▶ [Exercise goal] Lift every line from the entries that includes the word "Собрание".

[Dataset entries]
- - -
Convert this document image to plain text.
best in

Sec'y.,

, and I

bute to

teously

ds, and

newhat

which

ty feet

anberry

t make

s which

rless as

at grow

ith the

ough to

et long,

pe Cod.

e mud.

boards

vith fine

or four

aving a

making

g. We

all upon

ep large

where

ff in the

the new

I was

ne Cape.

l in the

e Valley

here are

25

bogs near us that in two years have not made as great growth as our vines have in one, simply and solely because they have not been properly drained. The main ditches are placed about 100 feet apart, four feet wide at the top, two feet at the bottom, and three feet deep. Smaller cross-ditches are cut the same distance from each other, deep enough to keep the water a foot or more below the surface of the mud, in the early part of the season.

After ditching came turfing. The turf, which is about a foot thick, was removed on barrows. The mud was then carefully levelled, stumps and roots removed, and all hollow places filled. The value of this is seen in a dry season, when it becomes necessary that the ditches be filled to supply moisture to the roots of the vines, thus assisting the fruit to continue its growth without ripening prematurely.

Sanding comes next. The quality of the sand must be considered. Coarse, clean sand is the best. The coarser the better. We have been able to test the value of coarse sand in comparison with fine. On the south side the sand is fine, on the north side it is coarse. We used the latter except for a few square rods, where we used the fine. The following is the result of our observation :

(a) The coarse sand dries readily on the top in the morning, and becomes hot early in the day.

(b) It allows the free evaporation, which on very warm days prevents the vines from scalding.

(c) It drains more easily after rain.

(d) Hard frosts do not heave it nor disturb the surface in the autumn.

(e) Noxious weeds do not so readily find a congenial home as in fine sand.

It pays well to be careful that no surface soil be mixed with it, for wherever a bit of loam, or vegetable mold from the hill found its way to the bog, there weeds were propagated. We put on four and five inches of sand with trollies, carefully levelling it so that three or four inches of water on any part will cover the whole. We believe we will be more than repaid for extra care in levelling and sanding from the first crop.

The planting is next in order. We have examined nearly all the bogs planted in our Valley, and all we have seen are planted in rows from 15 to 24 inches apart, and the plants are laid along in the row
- - -
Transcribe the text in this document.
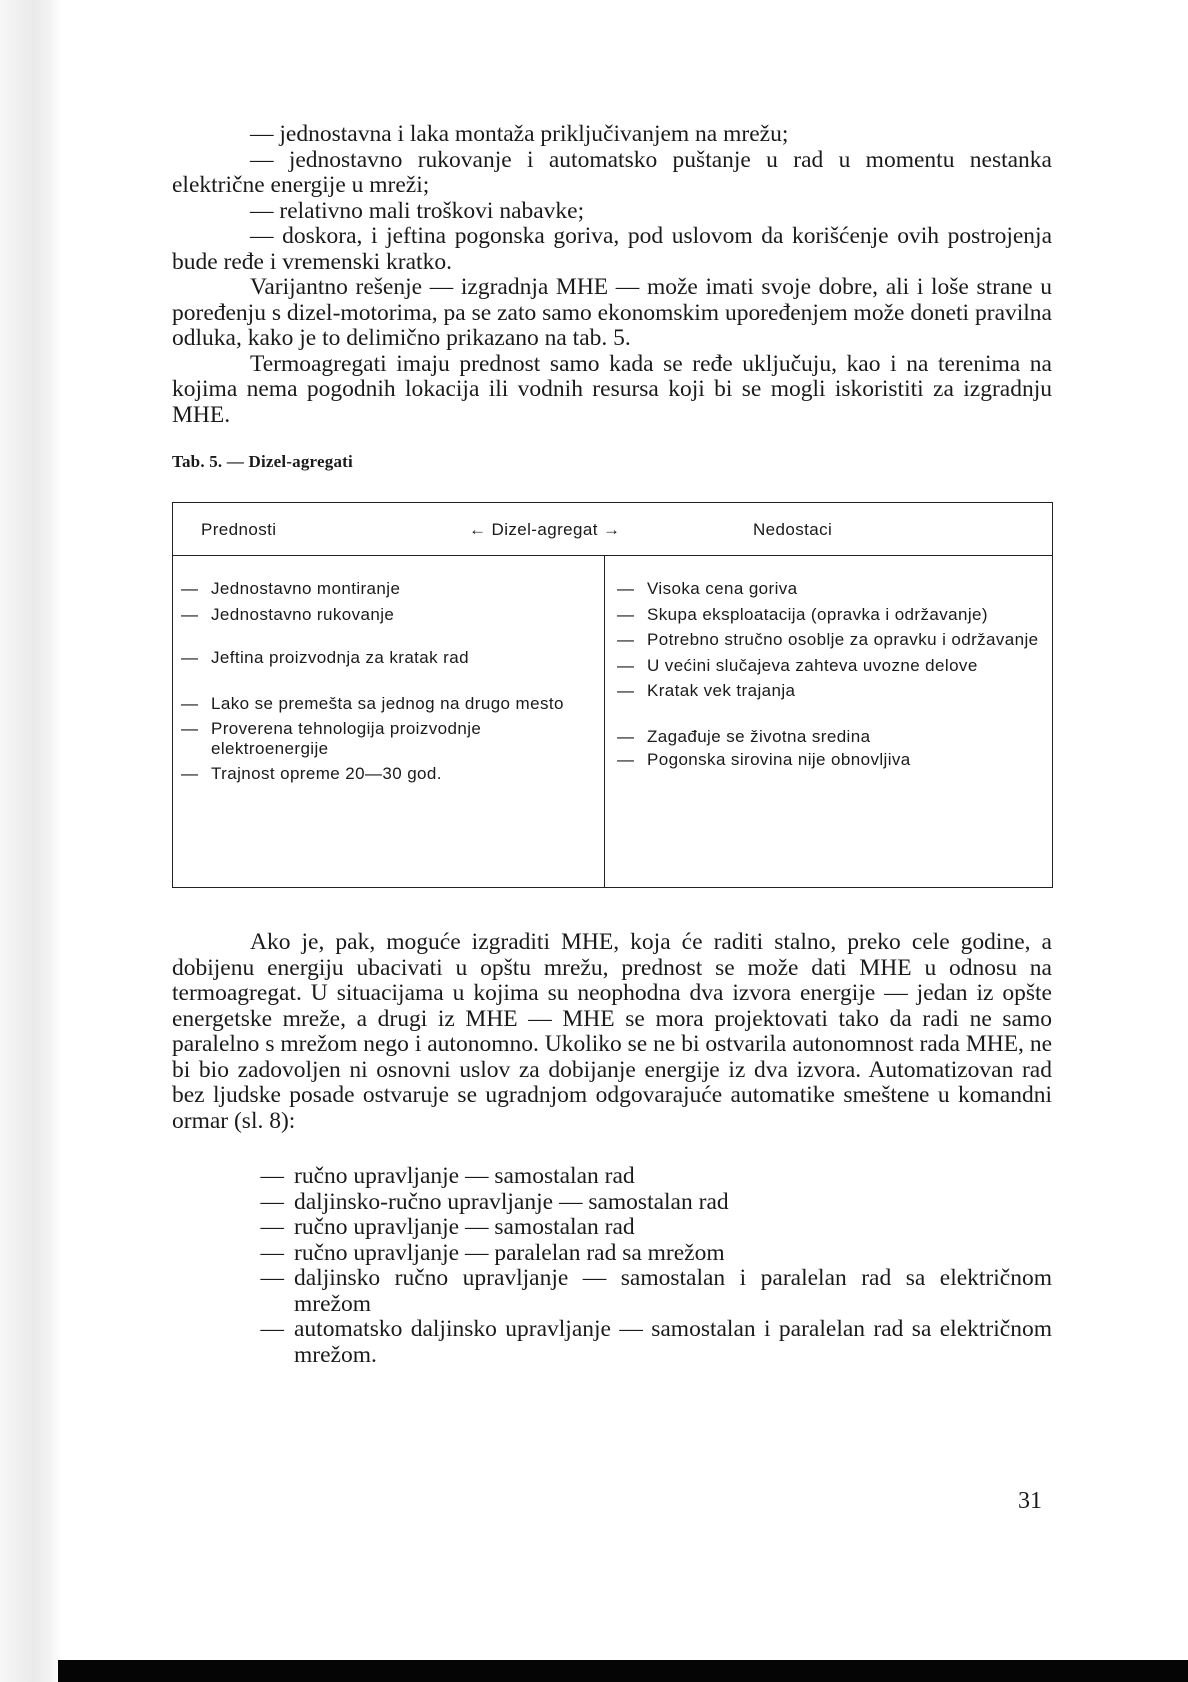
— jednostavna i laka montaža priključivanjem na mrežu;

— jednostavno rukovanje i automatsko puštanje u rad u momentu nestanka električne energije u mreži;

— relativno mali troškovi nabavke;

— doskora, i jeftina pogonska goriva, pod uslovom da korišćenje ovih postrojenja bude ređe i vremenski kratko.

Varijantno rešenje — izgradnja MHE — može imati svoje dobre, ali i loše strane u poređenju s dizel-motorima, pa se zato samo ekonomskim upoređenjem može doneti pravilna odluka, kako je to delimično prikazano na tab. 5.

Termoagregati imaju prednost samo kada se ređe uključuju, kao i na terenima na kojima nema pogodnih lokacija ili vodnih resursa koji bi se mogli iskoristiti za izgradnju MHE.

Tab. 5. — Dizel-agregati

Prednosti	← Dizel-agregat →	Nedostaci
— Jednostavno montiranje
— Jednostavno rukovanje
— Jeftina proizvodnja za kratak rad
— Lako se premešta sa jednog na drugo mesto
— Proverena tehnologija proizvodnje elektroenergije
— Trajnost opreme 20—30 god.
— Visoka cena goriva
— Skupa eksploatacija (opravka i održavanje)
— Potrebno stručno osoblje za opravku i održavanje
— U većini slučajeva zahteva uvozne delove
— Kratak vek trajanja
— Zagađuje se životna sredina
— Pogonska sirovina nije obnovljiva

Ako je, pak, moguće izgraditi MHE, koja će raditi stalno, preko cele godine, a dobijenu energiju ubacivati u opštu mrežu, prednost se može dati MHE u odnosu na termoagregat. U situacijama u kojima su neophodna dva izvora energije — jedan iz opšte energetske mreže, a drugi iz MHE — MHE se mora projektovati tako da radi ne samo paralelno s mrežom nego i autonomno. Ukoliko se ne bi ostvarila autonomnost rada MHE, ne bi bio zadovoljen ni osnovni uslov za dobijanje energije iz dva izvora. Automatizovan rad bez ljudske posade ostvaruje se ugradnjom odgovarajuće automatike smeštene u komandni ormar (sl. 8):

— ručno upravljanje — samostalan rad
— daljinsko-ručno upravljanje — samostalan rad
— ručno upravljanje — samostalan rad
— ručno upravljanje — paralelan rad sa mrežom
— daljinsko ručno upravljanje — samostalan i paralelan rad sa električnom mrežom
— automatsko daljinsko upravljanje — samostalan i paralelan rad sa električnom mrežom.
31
- - -
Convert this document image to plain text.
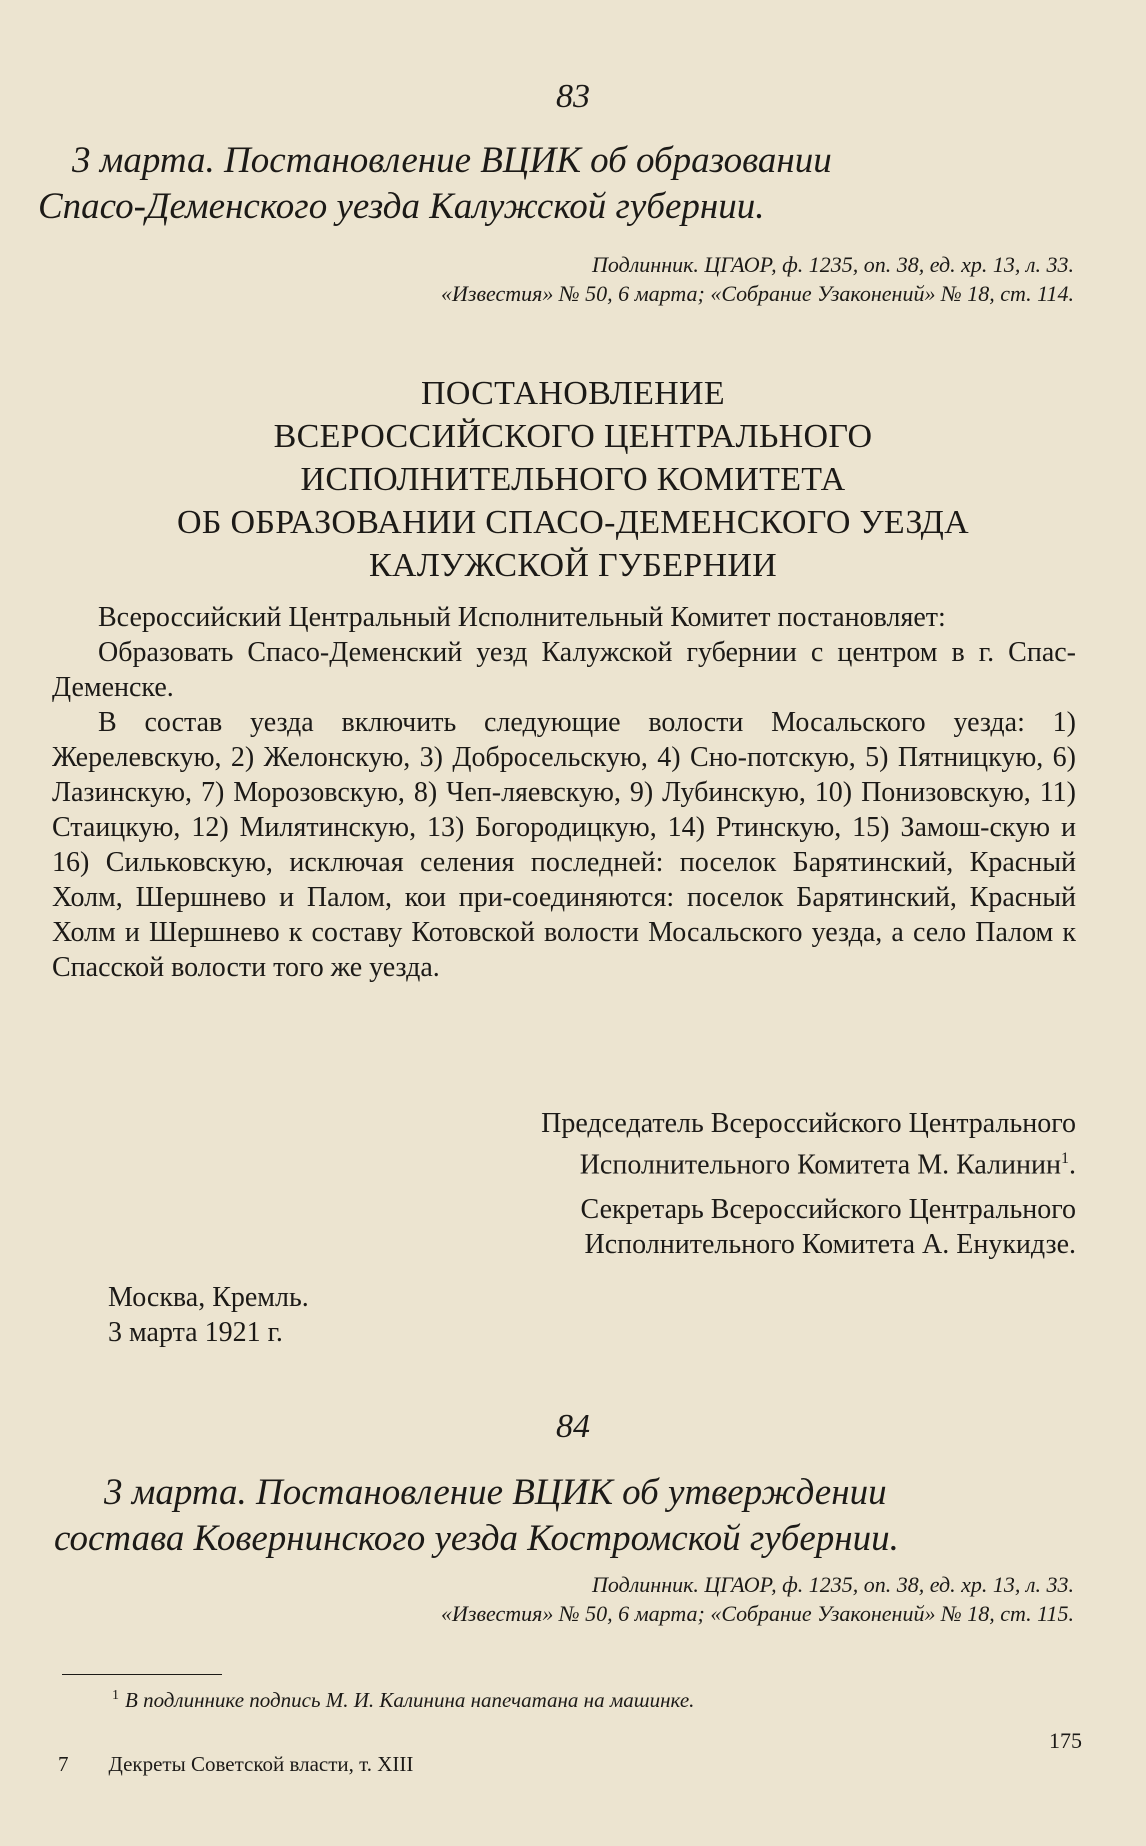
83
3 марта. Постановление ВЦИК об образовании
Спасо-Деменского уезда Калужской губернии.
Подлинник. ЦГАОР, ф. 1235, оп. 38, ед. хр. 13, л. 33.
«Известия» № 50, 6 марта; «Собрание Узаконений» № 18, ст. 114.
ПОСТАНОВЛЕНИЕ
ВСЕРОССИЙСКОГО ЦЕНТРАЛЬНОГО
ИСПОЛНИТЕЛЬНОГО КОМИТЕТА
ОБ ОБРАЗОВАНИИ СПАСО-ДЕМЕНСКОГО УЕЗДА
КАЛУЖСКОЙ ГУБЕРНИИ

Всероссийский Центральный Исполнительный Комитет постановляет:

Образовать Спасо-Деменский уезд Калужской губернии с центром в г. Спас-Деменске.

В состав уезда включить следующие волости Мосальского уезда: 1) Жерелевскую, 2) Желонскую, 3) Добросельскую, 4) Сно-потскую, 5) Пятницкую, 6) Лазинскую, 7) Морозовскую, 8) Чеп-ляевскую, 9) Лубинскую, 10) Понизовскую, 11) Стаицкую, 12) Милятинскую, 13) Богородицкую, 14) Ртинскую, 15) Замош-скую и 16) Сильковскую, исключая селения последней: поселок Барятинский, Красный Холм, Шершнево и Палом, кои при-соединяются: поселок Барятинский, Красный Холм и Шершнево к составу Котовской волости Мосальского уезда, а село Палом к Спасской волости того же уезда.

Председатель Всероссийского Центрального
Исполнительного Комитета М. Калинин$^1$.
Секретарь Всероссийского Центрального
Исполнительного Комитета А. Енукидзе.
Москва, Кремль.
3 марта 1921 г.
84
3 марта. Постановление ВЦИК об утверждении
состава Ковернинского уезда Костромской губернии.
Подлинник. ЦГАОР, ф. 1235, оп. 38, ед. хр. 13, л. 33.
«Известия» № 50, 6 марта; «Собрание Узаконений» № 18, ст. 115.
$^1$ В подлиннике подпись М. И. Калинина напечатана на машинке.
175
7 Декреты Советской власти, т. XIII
- - -
▶ [The solution]
«Известия» № 50, 6 марта; «Собрание Узаконений» № 18, ст. 114.
«Известия» № 50, 6 марта; «Собрание Узаконений» № 18, ст. 115.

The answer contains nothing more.